# what to do with my 4ft aquarium



## alex_c (Sep 5, 2007)

well as my mangrove jack has carked itim now left with a tank that originally cost me $1300 and dont know what to do with it. i was thinking of a freshwater croc if its large enough. any suggestions?


----------



## Horsy (Sep 5, 2007)

4ft wouldn't be big enough for very long I wouldn't think. Maybe a nice snake, pygmy monitor, blue tongues?


----------



## Riley (Sep 5, 2007)

sorry to hear bout that. maybe central beardies?
got any pics of the enlcosure?


----------



## mines bigger (Sep 5, 2007)

i would put some more fish in it, maybe loaches or pleco's


----------



## RevDaniel (Sep 5, 2007)

how about some turtles?


----------



## alex_c (Sep 5, 2007)

Horsy said:


> 4ft wouldn't be big enough for very long I wouldn't think. Maybe a nice snake, pygmy monitor, blue tongues?


 yeah maybe i already have a lacey,a bredli,and beardies. and im not that keen on another fish the mangrove jack was great he wasnt fussy water chemistry never seemed to bother him but unfortunately i think he has possibly eaten a rock or something bad has been in the new gravel i put in on the weekend and poisoned him. but its too late now


----------



## alex_c (Sep 5, 2007)

RevDaniel said:


> how about some turtles?


 nah not really my thing lol


----------



## mines bigger (Sep 5, 2007)

just a suggestion with the fish(if you still want some) spangled perch are some of the hardiest fish i have ever come across and they eat anything just like a mangrove jack, they get big and they look awesome what more can you ask for??


----------



## Rocket (Sep 5, 2007)

alex- Sorry to hear about your fish. I have spoken to one Croc keeper (leighr33 on this site) who I think is raising a Freshy in a 4footer.....?


----------



## jay76 (Sep 5, 2007)

put a saritoga in the tank


----------



## alex_c (Sep 5, 2007)

mines bigger said:


> just a suggestion with the fish(if you still want some) spangled perch are some of the hardiest fish i have ever come across and they eat anything just like a mangrove jack, they get big and they look awesome what more can you ask for??

Data excerpts »

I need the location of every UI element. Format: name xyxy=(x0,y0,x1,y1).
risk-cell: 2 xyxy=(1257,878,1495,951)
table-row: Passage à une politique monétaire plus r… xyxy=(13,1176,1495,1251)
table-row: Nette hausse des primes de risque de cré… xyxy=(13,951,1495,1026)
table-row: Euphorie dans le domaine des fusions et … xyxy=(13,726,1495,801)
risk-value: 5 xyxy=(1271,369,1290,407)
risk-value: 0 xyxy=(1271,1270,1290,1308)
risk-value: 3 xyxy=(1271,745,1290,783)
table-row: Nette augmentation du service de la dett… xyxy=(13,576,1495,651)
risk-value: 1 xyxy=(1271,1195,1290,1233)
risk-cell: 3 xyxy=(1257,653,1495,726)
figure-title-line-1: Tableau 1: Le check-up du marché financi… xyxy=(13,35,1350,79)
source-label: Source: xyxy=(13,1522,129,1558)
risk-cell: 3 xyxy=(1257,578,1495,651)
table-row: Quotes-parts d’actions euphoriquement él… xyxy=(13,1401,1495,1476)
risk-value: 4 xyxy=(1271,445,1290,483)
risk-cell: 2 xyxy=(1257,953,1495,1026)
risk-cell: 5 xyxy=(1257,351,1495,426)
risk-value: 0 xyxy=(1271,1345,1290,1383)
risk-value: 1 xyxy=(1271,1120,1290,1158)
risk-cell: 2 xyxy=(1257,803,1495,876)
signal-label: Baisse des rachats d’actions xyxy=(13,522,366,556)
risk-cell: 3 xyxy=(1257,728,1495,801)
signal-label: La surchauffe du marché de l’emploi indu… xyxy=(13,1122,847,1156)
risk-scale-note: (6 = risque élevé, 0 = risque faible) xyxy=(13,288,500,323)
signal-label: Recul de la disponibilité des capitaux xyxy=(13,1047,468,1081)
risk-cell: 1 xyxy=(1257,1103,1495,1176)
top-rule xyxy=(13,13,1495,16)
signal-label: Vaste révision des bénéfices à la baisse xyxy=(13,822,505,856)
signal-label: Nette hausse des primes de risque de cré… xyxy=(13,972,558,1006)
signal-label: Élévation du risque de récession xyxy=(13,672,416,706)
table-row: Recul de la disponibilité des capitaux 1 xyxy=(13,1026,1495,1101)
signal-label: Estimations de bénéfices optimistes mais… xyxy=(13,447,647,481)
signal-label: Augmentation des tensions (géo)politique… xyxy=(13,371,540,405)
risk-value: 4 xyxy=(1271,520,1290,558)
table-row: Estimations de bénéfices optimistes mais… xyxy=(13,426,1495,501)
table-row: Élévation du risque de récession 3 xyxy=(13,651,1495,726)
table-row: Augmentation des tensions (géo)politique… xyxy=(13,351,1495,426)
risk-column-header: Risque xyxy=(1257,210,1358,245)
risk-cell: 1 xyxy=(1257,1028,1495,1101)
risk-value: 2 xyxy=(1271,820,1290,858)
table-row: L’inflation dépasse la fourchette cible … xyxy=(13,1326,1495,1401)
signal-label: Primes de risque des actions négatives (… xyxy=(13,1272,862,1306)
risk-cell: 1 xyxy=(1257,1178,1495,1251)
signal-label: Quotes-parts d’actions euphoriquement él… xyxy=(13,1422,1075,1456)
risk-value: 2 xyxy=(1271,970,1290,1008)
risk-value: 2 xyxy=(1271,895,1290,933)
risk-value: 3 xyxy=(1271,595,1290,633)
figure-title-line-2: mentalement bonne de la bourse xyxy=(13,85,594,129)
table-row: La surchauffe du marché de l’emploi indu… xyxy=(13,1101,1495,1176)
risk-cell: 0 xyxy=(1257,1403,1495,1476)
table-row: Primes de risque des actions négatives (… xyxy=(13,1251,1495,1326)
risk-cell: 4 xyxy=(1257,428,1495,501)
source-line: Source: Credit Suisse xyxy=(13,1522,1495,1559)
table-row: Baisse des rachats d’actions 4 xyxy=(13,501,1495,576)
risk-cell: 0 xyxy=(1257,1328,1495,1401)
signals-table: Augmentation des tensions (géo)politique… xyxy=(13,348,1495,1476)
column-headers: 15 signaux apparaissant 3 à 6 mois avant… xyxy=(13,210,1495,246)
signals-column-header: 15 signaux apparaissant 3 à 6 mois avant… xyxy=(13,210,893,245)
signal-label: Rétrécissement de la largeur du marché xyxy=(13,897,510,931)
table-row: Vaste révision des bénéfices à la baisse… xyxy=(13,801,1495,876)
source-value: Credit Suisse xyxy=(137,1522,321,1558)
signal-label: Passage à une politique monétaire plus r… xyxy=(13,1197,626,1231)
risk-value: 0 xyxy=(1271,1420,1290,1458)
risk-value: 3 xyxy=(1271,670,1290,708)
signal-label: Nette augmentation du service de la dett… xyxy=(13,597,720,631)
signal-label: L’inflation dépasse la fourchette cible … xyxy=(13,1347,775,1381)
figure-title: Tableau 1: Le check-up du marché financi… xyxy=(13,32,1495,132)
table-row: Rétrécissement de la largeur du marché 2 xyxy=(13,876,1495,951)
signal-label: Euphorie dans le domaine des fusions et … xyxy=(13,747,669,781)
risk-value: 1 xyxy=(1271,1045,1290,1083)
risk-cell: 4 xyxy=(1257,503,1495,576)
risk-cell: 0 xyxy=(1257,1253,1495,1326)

Written request A » From the aquarium thread, return the stretch from "## Rocket (Sep" through "in a 4footer.....?" word for word.
Written request B » In the aquarium thread, which reptiles does alex_c say he already has?
Written request C » Continue the aquarium thread from the point where it stops.

Final result A »
## Rocket (Sep 5, 2007)

alex- Sorry to hear about your fish. I have spoken to one Croc keeper (leighr33 on this site) who I think is raising a Freshy in a 4footer.....?

Final result B » A lacey, a bredli, and beardies.

Final result C »
 yeah i was thinking of a saratoga but id rather another herp of some kind. because im tired of the cleaning and problems associated with it. and a croc is something ive always wanted to own.


----------



## angel_saza (Sep 5, 2007)

If you cant decide what to put in the tank you are most welcome to give it to me!!


----------



## Jakee (Sep 5, 2007)

Pair of shinglebacks or some netted dragons


----------



## reptilegirl_jordan (Sep 5, 2007)

FROGGYS,get some gtf or red eyes frogs,there awsome and u will for ever be watching them


----------



## alex_c (Sep 5, 2007)

Repz said:


> Pair of shinglebacks or some netted dragons


 ive already got netteds. but im more leaning towards something aquatic because its fitted with an eheim 2215 which i think was 600 bucks worth of filter and a uv sterilizer which was 200 lol


----------



## Jakee (Sep 5, 2007)

Lol i understand. FROGS,CROCS !


----------



## reptilegirl_jordan (Sep 5, 2007)

FROG they rock there easy to care for and there soo CUTE


----------



## bluetongue beno (Sep 5, 2007)

This suggestion jus randomly jumped into my head. But how bout some mudskippers


----------



## alex_c (Sep 5, 2007)

reptilegirl_jordan said:


> FROG they rock there easy to care for and there soo CUTE


 lol it would feel a bit weird because the mangrove jack was like a pitbull so that was half the fun of having him


----------



## alex_c (Sep 5, 2007)

chief said:


> wats a mangrove jack ???


 a fish from northern australia which is extremely territorial and aggressive http://www.fishingcairns.com.au/fish21.html


----------



## richardsc (Sep 5, 2007)

hmmmm,hows about land mullets,lol,theres always water dragons,mertons or mitchels water monitors,turtles,i think its a smidge cruel getting a croc,and nicking it off to a zoo or something is wrong when it gets to big for you,just my opinion,they r cool though,lol


----------



## morgs202 (Sep 5, 2007)

A good big and angry fish is the Dovii, or wolf cichlid. U'd eventually need to get it a bigger thank, but the Jack would've needed one as well. Google it, or even look it up on you tube


----------



## Aslan (Sep 6, 2007)

A 4ft tank would struggle to be of adequate size for any of the aquatic species for very long...

...some of the smaller turtles would work but even a Mitchell's Water Monitor would likely need more space...

...If it MUST be semi aquatic then I could only suggest something along the lines of a water skink - not really what I would use a 4ft tank for though...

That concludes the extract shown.